REQUIRED TASK: Find the lines holding "icon" and copy them.

══════════

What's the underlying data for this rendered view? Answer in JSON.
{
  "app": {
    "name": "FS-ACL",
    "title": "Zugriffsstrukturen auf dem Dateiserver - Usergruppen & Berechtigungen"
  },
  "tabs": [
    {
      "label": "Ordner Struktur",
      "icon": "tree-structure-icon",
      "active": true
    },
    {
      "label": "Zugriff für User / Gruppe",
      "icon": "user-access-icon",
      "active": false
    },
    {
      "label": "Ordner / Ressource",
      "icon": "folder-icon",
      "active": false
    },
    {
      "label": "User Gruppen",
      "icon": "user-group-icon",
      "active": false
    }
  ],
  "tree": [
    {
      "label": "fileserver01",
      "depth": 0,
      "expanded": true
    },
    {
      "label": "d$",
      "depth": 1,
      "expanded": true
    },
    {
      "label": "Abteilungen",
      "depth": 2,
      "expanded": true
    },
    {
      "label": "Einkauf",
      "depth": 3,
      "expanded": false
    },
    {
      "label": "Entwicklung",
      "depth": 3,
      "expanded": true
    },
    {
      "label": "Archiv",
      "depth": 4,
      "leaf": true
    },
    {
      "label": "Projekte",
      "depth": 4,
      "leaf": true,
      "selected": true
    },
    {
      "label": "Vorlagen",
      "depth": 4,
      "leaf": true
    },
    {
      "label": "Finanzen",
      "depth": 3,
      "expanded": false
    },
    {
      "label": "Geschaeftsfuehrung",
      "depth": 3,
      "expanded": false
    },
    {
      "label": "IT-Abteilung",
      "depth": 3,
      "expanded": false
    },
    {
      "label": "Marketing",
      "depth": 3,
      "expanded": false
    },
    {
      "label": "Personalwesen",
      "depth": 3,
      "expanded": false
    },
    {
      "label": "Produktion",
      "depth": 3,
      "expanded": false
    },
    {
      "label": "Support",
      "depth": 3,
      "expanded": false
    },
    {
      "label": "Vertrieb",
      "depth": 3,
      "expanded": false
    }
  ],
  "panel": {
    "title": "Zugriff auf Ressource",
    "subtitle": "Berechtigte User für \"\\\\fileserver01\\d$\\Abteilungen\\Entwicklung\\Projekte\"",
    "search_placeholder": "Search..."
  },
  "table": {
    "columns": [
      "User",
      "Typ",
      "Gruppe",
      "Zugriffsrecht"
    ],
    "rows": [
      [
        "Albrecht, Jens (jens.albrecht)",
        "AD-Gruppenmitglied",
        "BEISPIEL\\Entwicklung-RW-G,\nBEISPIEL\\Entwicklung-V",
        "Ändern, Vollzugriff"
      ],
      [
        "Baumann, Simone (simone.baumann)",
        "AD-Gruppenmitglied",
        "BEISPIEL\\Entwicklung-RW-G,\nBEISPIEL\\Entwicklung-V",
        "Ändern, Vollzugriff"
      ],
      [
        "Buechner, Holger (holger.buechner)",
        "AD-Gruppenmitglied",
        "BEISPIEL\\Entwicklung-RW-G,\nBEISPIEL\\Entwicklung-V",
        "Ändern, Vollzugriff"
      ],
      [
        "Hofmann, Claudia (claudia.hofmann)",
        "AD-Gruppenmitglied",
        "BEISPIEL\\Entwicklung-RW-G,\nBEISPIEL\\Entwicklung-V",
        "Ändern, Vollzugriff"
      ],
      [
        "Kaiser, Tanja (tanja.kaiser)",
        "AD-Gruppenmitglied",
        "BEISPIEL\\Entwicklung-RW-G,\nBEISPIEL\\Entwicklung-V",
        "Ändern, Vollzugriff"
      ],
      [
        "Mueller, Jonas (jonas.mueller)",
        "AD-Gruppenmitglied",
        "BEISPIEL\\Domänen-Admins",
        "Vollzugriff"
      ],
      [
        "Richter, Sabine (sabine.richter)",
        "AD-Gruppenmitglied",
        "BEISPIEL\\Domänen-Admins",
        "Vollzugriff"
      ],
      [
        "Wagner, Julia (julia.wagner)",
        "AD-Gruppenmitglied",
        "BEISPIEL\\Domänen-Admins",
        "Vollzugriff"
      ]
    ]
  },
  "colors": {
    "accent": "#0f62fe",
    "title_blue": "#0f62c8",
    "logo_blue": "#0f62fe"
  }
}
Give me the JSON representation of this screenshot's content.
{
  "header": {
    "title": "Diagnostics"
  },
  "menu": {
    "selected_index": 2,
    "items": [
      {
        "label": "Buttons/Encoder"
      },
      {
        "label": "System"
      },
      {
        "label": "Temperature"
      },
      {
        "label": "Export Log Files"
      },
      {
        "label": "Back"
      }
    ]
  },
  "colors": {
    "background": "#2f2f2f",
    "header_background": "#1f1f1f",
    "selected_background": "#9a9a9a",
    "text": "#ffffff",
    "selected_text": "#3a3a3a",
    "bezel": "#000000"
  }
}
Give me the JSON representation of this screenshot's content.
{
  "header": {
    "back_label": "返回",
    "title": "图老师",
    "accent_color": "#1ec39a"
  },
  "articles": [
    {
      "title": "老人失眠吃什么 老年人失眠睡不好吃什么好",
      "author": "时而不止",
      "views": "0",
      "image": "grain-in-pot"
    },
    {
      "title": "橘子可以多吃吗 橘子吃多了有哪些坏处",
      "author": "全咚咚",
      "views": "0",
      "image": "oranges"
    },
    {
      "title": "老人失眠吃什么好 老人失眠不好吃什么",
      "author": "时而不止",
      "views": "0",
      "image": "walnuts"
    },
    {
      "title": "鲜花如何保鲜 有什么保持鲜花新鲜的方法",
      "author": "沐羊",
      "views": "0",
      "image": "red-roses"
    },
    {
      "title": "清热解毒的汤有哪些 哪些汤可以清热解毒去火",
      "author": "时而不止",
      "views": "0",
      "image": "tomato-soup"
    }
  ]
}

══════════

EXERCISE RESULT:
      "icon": "tree-structure-icon",
      "icon": "user-access-icon",
      "icon": "folder-icon",
      "icon": "user-group-icon",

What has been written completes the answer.